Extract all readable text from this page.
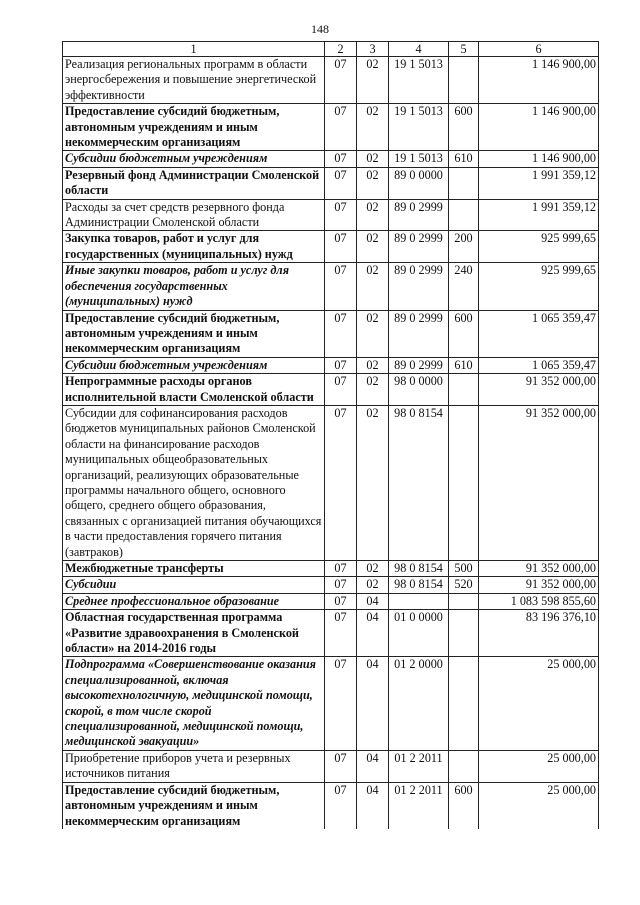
148
1	2	3	4	5	6
Реализация региональных программ в области энергосбережения и повышение энергетической эффективности	07	02	19 1 5013		1 146 900,00
Предоставление субсидий бюджетным, автономным учреждениям и иным некоммерческим организациям	07	02	19 1 5013	600	1 146 900,00
Субсидии бюджетным учреждениям	07	02	19 1 5013	610	1 146 900,00
Резервный фонд Администрации Смоленской области	07	02	89 0 0000		1 991 359,12
Расходы за счет средств резервного фонда Администрации Смоленской области	07	02	89 0 2999		1 991 359,12
Закупка товаров, работ и услуг для государственных (муниципальных) нужд	07	02	89 0 2999	200	925 999,65
Иные закупки товаров, работ и услуг для обеспечения государственных (муниципальных) нужд	07	02	89 0 2999	240	925 999,65
Предоставление субсидий бюджетным, автономным учреждениям и иным некоммерческим организациям	07	02	89 0 2999	600	1 065 359,47
Субсидии бюджетным учреждениям	07	02	89 0 2999	610	1 065 359,47
Непрограммные расходы органов исполнительной власти Смоленской области	07	02	98 0 0000		91 352 000,00
Субсидии для софинансирования расходов бюджетов муниципальных районов Смоленской области на финансирование расходов муниципальных общеобразовательных организаций, реализующих образовательные программы начального общего, основного общего, среднего общего образования, связанных с организацией питания обучающихся в части предоставления горячего питания (завтраков)	07	02	98 0 8154		91 352 000,00
Межбюджетные трансферты	07	02	98 0 8154	500	91 352 000,00
Субсидии	07	02	98 0 8154	520	91 352 000,00
Среднее профессиональное образование	07	04			1 083 598 855,60
Областная государственная программа «Развитие здравоохранения в Смоленской области» на 2014-2016 годы	07	04	01 0 0000		83 196 376,10
Подпрограмма «Совершенствование оказания специализированной, включая высокотехнологичную, медицинской помощи, скорой, в том числе скорой специализированной, медицинской помощи, медицинской эвакуации»	07	04	01 2 0000		25 000,00
Приобретение приборов учета и резервных источников питания	07	04	01 2 2011		25 000,00
Предоставление субсидий бюджетным, автономным учреждениям и иным некоммерческим организациям	07	04	01 2 2011	600	25 000,00
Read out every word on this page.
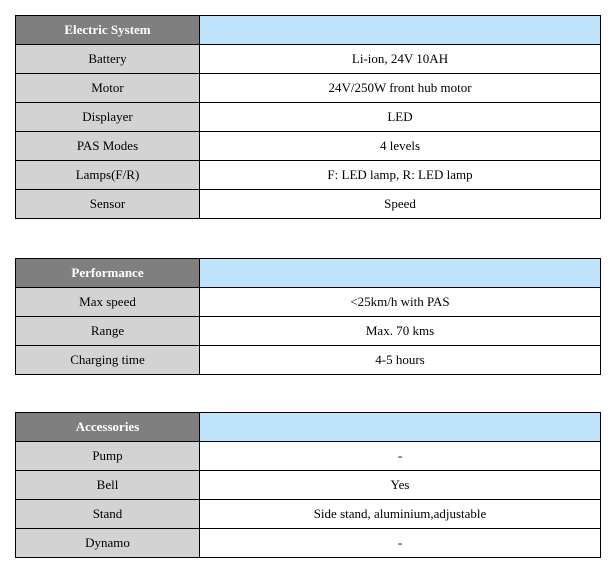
Electric System	
Battery	Li-ion, 24V 10AH
Motor	24V/250W front hub motor
Displayer	LED
PAS Modes	4 levels
Lamps(F/R)	F: LED lamp, R: LED lamp
Sensor	Speed
Performance	
Max speed	<25km/h with PAS
Range	Max. 70 kms
Charging time	4-5 hours
Accessories	
Pump	-
Bell	Yes
Stand	Side stand, aluminium,adjustable
Dynamo	-
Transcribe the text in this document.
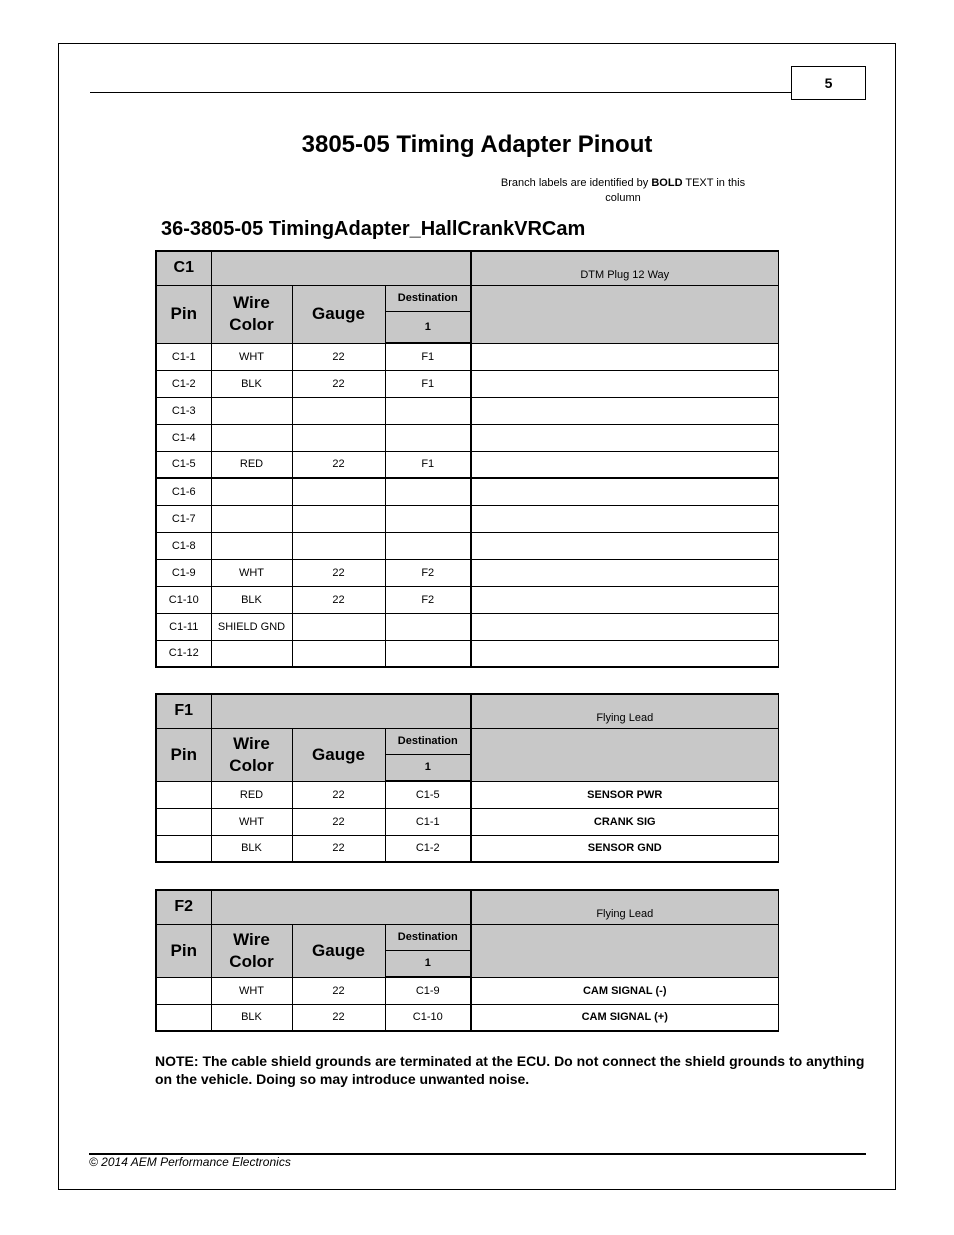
5
3805-05 Timing Adapter Pinout
Branch labels are identified by BOLD TEXT in this column
36-3805-05 TimingAdapter_HallCrankVRCam
C1				DTM Plug 12 Way
Pin	Wire Color	Gauge	Destination	
			1	
C1-1	WHT	22	F1	
C1-2	BLK	22	F1	
C1-3				
C1-4				
C1-5	RED	22	F1	
C1-6				
C1-7				
C1-8				
C1-9	WHT	22	F2	
C1-10	BLK	22	F2	
C1-11	SHIELD GND			
C1-12				
F1				Flying Lead
Pin	Wire Color	Gauge	Destination	
			1	
	RED	22	C1-5	SENSOR PWR
	WHT	22	C1-1	CRANK SIG
	BLK	22	C1-2	SENSOR GND
F2				Flying Lead
Pin	Wire Color	Gauge	Destination	
			1	
	WHT	22	C1-9	CAM SIGNAL (-)
	BLK	22	C1-10	CAM SIGNAL (+)
NOTE: The cable shield grounds are terminated at the ECU. Do not connect the shield grounds to anything on the vehicle. Doing so may introduce unwanted noise.
© 2014 AEM Performance Electronics
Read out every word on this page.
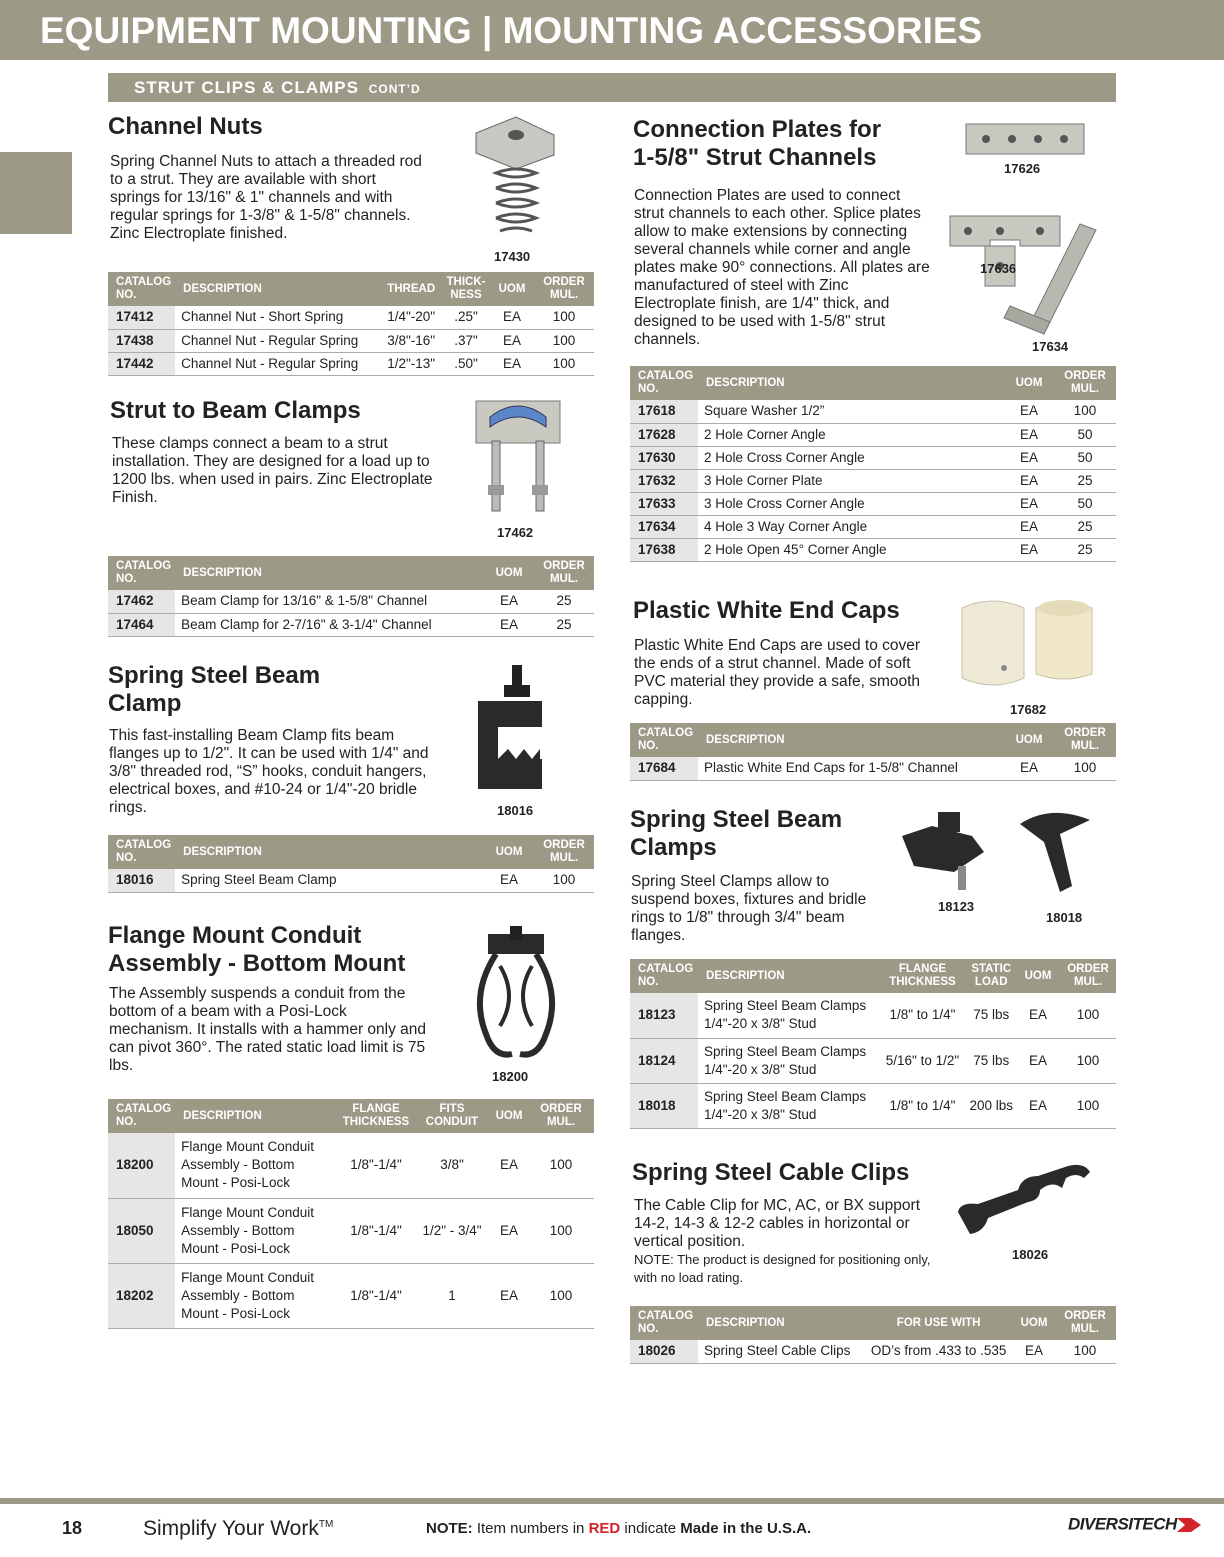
EQUIPMENT MOUNTING | MOUNTING ACCESSORIES
STRUT CLIPS & CLAMPS CONT’D
Channel Nuts
Spring Channel Nuts to attach a threaded rod to a strut. They are available with short springs for 13/16" & 1" channels and with regular springs for 1-3/8" & 1-5/8" channels. Zinc Electroplate finished.
17430
CATALOG NO.	DESCRIPTION	THREAD	THICK-NESS	UOM	ORDER MUL.
17412	Channel Nut - Short Spring	1/4"-20"	.25"	EA	100
17438	Channel Nut - Regular Spring	3/8"-16"	.37"	EA	100
17442	Channel Nut - Regular Spring	1/2"-13"	.50"	EA	100
Strut to Beam Clamps
These clamps connect a beam to a strut installation. They are designed for a load up to 1200 lbs. when used in pairs. Zinc Electroplate Finish.
17462
CATALOG NO.	DESCRIPTION	UOM	ORDER MUL.
17462	Beam Clamp for 13/16" & 1-5/8" Channel	EA	25
17464	Beam Clamp for 2-7/16" & 3-1/4" Channel	EA	25
Spring Steel Beam
Clamp
This fast-installing Beam Clamp fits beam flanges up to 1/2". It can be used with 1/4" and 3/8" threaded rod, “S” hooks, conduit hangers, electrical boxes, and #10-24 or 1/4"-20 bridle rings.	18016
CATALOG NO.	DESCRIPTION	UOM	ORDER MUL.
18016	Spring Steel Beam Clamp	EA	100
Flange Mount Conduit
Assembly - Bottom Mount
The Assembly suspends a conduit from the bottom of a beam with a Posi-Lock mechanism. It installs with a hammer only and can pivot 360°. The rated static load limit is 75 lbs.
18200
CATALOG NO.	DESCRIPTION	FLANGE THICKNESS	FITS CONDUIT	UOM	ORDER MUL.
18200	Flange Mount Conduit Assembly - Bottom Mount - Posi-Lock	1/8"-1/4"	3/8"	EA	100
18050	Flange Mount Conduit Assembly - Bottom Mount - Posi-Lock	1/8"-1/4"	1/2" - 3/4"	EA	100
18202	Flange Mount Conduit Assembly - Bottom Mount - Posi-Lock	1/8"-1/4"	1	EA	100
Connection Plates for
1-5/8" Strut Channels
Connection Plates are used to connect strut channels to each other. Splice plates allow to make extensions by connecting several channels while corner and angle plates make 90° connections. All plates are manufactured of steel with Zinc Electroplate finish, are 1/4" thick, and designed to be used with 1-5/8" strut channels.
17626
17636
17634
CATALOG NO.	DESCRIPTION	UOM	ORDER MUL.
17618	Square Washer 1/2”	EA	100
17628	2 Hole Corner Angle	EA	50
17630	2 Hole Cross Corner Angle	EA	50
17632	3 Hole Corner Plate	EA	25
17633	3 Hole Cross Corner Angle	EA	50
17634	4 Hole 3 Way Corner Angle	EA	25
17638	2 Hole Open 45° Corner Angle	EA	25
Plastic White End Caps
Plastic White End Caps are used to cover the ends of a strut channel. Made of soft PVC material they provide a safe, smooth capping.
17682
CATALOG NO.	DESCRIPTION	UOM	ORDER MUL.
17684	Plastic White End Caps for 1-5/8" Channel	EA	100
Spring Steel Beam
Clamps
Spring Steel Clamps allow to suspend boxes, fixtures and bridle rings to 1/8" through 3/4" beam flanges.
18123
18018
CATALOG NO.	DESCRIPTION	FLANGE THICKNESS	STATIC LOAD	UOM	ORDER MUL.
18123	Spring Steel Beam Clamps 1/4"-20 x 3/8" Stud	1/8" to 1/4"	75 lbs	EA	100
18124	Spring Steel Beam Clamps 1/4"-20 x 3/8" Stud	5/16" to 1/2"	75 lbs	EA	100
18018	Spring Steel Beam Clamps 1/4"-20 x 3/8" Stud	1/8" to 1/4"	200 lbs	EA	100
Spring Steel Cable Clips
The Cable Clip for MC, AC, or BX support 14-2, 14-3 & 12-2 cables in horizontal or vertical position.
NOTE: The product is designed for positioning only, with no load rating.
18026
CATALOG NO.	DESCRIPTION	FOR USE WITH	UOM	ORDER MUL.
18026	Spring Steel Cable Clips	OD’s from .433 to .535	EA	100
18	Simplify Your Work™	NOTE: Item numbers in RED indicate Made in the U.S.A.	DIVERSITECH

#####

» Exercise
Go through the entries above and pull out each line with "Администрации" in it.

» Result below
Резервный фонд Администрации Смоленской области	07	02	89 0 0000		1 991 359,12
Расходы за счет средств резервного фонда Администрации Смоленской области	07	02	89 0 2999		1 991 359,12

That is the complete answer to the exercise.